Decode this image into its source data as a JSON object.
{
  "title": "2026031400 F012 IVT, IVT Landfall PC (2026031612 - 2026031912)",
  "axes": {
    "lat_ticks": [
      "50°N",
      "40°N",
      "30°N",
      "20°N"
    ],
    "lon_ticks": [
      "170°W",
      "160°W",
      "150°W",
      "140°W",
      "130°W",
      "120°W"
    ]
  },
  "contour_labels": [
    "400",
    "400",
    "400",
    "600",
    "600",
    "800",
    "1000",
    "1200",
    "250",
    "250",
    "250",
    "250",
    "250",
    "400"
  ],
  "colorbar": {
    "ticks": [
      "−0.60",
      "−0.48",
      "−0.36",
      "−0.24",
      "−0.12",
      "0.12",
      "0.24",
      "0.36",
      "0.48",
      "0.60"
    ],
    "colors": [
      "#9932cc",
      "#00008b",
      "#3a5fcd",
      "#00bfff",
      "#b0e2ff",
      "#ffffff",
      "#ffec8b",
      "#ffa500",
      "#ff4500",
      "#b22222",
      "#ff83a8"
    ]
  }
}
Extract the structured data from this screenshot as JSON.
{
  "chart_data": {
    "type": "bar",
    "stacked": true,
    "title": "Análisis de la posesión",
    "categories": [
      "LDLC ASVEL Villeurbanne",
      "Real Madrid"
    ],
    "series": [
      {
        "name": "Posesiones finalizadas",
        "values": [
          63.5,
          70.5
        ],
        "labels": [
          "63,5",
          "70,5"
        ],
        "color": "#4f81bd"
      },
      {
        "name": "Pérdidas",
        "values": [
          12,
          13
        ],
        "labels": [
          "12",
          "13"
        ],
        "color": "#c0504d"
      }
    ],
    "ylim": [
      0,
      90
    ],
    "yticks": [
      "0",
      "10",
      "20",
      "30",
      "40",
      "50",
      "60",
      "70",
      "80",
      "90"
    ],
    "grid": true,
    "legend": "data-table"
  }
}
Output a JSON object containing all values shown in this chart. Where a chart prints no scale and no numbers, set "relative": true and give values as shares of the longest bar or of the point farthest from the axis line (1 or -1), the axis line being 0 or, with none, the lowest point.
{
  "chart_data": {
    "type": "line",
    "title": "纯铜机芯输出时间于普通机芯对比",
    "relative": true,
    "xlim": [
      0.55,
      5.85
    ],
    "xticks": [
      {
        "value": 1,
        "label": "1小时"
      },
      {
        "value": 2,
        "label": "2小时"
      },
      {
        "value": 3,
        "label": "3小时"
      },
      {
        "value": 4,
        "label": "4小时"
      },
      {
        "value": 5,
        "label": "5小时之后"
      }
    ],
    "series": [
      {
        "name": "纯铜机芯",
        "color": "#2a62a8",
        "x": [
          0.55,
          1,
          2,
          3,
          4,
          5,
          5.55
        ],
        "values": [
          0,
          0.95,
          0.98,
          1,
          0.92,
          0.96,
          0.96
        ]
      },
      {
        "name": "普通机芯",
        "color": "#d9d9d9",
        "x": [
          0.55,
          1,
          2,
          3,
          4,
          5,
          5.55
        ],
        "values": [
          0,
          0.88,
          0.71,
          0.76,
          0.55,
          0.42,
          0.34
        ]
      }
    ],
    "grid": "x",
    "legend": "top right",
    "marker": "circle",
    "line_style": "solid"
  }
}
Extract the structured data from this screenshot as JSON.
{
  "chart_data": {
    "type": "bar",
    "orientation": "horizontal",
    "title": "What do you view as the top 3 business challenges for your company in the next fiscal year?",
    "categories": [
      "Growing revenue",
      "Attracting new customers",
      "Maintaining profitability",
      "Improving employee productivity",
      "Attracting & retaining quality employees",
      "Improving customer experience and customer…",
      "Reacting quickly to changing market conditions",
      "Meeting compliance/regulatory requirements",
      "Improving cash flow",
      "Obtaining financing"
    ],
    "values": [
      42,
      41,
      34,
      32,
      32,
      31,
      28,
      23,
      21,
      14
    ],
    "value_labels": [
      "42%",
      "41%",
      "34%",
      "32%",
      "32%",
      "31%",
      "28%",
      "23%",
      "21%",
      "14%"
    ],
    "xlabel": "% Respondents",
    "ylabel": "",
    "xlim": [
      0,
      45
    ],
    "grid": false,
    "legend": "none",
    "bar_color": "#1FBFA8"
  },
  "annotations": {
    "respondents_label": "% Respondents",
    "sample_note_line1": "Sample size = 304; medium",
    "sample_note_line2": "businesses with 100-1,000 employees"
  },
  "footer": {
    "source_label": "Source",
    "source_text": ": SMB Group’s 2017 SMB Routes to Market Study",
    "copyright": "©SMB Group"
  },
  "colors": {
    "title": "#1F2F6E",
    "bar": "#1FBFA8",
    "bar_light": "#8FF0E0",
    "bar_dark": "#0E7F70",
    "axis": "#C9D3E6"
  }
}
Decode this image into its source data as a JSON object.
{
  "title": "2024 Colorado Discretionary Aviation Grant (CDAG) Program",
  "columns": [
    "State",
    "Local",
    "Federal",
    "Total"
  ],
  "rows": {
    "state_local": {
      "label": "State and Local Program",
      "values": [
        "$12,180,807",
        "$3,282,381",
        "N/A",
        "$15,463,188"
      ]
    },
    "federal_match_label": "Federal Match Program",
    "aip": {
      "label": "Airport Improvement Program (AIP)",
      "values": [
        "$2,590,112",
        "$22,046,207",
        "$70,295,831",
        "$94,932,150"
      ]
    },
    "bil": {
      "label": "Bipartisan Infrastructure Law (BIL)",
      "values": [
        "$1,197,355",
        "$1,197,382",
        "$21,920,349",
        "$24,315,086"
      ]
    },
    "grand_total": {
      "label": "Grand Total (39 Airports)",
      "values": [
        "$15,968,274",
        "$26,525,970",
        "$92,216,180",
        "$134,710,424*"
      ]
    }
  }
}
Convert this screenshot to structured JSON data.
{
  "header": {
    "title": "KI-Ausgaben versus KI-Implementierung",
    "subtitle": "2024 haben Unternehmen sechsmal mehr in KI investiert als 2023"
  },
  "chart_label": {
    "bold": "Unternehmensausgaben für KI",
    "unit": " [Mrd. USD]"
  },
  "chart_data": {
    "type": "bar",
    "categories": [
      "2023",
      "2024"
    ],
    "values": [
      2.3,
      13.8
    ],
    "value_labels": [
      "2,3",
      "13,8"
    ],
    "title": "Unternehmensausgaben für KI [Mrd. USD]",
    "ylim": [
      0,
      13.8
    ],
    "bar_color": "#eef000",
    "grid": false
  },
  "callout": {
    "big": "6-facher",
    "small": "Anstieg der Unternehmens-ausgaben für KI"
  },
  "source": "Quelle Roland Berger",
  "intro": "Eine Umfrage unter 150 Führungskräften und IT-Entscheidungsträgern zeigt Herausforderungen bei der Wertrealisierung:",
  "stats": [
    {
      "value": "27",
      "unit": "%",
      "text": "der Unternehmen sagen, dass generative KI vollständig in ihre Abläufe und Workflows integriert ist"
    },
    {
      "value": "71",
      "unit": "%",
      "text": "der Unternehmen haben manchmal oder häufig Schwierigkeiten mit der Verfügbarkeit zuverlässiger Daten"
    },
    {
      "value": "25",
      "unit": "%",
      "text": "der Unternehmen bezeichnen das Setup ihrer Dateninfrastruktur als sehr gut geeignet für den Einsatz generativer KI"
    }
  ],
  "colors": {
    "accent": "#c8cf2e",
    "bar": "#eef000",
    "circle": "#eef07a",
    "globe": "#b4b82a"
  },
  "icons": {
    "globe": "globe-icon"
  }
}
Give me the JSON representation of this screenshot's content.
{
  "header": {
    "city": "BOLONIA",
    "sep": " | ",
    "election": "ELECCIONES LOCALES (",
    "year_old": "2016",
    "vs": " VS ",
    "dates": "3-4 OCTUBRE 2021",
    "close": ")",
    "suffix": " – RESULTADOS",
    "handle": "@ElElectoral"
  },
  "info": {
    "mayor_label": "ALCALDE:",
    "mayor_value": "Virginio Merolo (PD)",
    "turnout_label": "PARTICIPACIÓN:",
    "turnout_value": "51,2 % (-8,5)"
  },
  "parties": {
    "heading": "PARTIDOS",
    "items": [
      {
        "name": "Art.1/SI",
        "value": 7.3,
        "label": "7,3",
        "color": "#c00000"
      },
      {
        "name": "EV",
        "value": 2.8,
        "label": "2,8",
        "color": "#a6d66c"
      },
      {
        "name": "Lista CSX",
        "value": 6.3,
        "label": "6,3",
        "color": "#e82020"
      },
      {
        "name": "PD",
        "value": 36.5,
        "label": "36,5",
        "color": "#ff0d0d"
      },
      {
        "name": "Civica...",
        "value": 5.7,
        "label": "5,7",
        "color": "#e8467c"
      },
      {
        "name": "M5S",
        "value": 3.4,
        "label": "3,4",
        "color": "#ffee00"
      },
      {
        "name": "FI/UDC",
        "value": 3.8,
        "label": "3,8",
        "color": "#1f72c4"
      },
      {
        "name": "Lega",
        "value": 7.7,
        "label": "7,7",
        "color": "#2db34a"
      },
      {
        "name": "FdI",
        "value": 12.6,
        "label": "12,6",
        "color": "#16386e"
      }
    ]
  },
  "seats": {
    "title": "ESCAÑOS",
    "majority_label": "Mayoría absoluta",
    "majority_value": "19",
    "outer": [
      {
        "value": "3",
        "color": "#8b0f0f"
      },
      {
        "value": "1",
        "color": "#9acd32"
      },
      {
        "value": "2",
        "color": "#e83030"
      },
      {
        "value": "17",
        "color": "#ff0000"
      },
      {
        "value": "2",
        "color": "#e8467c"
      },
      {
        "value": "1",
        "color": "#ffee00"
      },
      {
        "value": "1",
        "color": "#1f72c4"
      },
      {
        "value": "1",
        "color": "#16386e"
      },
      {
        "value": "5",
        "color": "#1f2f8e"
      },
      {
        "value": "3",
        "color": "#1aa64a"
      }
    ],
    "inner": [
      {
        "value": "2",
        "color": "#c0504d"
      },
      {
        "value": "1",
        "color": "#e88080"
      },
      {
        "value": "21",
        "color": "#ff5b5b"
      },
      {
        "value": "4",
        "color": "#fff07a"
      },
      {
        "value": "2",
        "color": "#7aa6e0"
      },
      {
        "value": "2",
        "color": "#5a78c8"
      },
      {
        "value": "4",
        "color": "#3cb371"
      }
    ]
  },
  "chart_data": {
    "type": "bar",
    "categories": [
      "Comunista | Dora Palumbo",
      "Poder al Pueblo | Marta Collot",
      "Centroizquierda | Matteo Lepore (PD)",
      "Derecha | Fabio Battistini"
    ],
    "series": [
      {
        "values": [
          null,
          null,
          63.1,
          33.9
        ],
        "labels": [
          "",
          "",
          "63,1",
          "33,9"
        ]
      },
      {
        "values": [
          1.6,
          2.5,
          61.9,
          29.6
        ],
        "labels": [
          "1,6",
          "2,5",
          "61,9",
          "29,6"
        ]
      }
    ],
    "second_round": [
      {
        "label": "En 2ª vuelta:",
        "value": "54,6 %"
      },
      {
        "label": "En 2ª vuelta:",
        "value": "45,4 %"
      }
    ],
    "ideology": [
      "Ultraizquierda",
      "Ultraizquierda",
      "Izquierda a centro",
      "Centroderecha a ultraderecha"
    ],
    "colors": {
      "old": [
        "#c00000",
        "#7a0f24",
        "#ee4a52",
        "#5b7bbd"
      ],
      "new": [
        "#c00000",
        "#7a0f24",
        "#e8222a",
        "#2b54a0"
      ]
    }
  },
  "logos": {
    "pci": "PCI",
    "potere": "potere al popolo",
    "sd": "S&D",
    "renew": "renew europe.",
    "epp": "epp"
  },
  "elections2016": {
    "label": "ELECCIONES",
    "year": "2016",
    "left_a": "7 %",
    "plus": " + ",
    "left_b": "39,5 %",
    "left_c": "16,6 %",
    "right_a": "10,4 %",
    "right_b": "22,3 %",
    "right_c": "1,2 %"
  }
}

> _Goal_:
Looking at the records above, tally the lines holding "axis" and reply with that number only.

> _Full answer_:
2